** Start Input data **
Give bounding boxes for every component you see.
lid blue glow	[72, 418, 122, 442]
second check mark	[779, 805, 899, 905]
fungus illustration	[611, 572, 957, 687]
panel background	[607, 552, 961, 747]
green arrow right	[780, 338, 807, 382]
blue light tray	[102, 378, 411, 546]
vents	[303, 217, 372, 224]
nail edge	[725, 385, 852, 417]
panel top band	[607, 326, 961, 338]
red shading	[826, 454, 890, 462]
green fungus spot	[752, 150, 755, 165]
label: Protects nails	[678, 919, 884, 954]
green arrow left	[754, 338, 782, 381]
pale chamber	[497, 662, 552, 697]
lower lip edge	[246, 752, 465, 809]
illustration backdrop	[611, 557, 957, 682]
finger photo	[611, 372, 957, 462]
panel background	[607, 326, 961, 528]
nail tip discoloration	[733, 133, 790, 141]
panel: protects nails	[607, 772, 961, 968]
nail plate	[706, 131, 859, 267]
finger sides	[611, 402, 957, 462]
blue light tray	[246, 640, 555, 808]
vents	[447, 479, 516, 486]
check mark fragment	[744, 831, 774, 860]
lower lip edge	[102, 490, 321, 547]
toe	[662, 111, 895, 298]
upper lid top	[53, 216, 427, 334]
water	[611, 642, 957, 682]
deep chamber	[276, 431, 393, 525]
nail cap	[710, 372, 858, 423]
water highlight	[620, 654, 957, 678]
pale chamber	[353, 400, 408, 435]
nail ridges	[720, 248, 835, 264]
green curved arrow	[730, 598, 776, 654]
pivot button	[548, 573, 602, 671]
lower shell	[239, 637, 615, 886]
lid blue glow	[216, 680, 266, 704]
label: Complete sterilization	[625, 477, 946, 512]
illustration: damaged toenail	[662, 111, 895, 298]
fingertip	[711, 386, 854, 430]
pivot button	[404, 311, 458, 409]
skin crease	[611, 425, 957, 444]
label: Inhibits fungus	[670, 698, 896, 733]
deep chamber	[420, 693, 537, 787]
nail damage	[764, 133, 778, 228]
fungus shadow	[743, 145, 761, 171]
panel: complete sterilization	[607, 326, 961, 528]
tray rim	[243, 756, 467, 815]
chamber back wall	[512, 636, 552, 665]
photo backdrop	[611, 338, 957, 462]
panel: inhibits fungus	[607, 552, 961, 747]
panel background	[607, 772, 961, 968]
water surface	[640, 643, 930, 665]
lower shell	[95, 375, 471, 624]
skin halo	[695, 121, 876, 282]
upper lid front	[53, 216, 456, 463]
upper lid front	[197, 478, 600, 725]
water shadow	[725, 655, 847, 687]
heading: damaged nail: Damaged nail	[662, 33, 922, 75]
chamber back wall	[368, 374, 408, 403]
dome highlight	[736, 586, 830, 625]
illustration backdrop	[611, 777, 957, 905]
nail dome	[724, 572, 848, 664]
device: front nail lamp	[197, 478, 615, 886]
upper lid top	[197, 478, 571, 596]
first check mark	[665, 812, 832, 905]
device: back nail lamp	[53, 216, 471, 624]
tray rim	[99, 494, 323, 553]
** End Input data **
# What is asked:
Transcribe the item above line by line, keeping every word, number and bracket unchanged.

# Reply:
Give bounding boxes for every component you see.
lid blue glow	[72, 418, 122, 442]
second check mark	[779, 805, 899, 905]
fungus illustration	[611, 572, 957, 687]
panel background	[607, 552, 961, 747]
green arrow right	[780, 338, 807, 382]
blue light tray	[102, 378, 411, 546]
vents	[303, 217, 372, 224]
nail edge	[725, 385, 852, 417]
panel top band	[607, 326, 961, 338]
red shading	[826, 454, 890, 462]
green fungus spot	[752, 150, 755, 165]
label: Protects nails	[678, 919, 884, 954]
green arrow left	[754, 338, 782, 381]
pale chamber	[497, 662, 552, 697]
lower lip edge	[246, 752, 465, 809]
illustration backdrop	[611, 557, 957, 682]
finger photo	[611, 372, 957, 462]
panel background	[607, 326, 961, 528]
nail tip discoloration	[733, 133, 790, 141]
panel: protects nails	[607, 772, 961, 968]
nail plate	[706, 131, 859, 267]
finger sides	[611, 402, 957, 462]
blue light tray	[246, 640, 555, 808]
vents	[447, 479, 516, 486]
check mark fragment	[744, 831, 774, 860]
lower lip edge	[102, 490, 321, 547]
toe	[662, 111, 895, 298]
upper lid top	[53, 216, 427, 334]
water	[611, 642, 957, 682]
deep chamber	[276, 431, 393, 525]
nail cap	[710, 372, 858, 423]
water highlight	[620, 654, 957, 678]
pale chamber	[353, 400, 408, 435]
nail ridges	[720, 248, 835, 264]
green curved arrow	[730, 598, 776, 654]
pivot button	[548, 573, 602, 671]
lower shell	[239, 637, 615, 886]
lid blue glow	[216, 680, 266, 704]
label: Complete sterilization	[625, 477, 946, 512]
illustration: damaged toenail	[662, 111, 895, 298]
fingertip	[711, 386, 854, 430]
pivot button	[404, 311, 458, 409]
skin crease	[611, 425, 957, 444]
label: Inhibits fungus	[670, 698, 896, 733]
deep chamber	[420, 693, 537, 787]
nail damage	[764, 133, 778, 228]
fungus shadow	[743, 145, 761, 171]
panel: complete sterilization	[607, 326, 961, 528]
tray rim	[243, 756, 467, 815]
chamber back wall	[512, 636, 552, 665]
photo backdrop	[611, 338, 957, 462]
panel: inhibits fungus	[607, 552, 961, 747]
panel background	[607, 772, 961, 968]
water surface	[640, 643, 930, 665]
lower shell	[95, 375, 471, 624]
skin halo	[695, 121, 876, 282]
upper lid front	[53, 216, 456, 463]
upper lid front	[197, 478, 600, 725]
water shadow	[725, 655, 847, 687]
heading: damaged nail: Damaged nail	[662, 33, 922, 75]
chamber back wall	[368, 374, 408, 403]
dome highlight	[736, 586, 830, 625]
illustration backdrop	[611, 777, 957, 905]
nail dome	[724, 572, 848, 664]
device: front nail lamp	[197, 478, 615, 886]
upper lid top	[197, 478, 571, 596]
first check mark	[665, 812, 832, 905]
device: back nail lamp	[53, 216, 471, 624]
tray rim	[99, 494, 323, 553]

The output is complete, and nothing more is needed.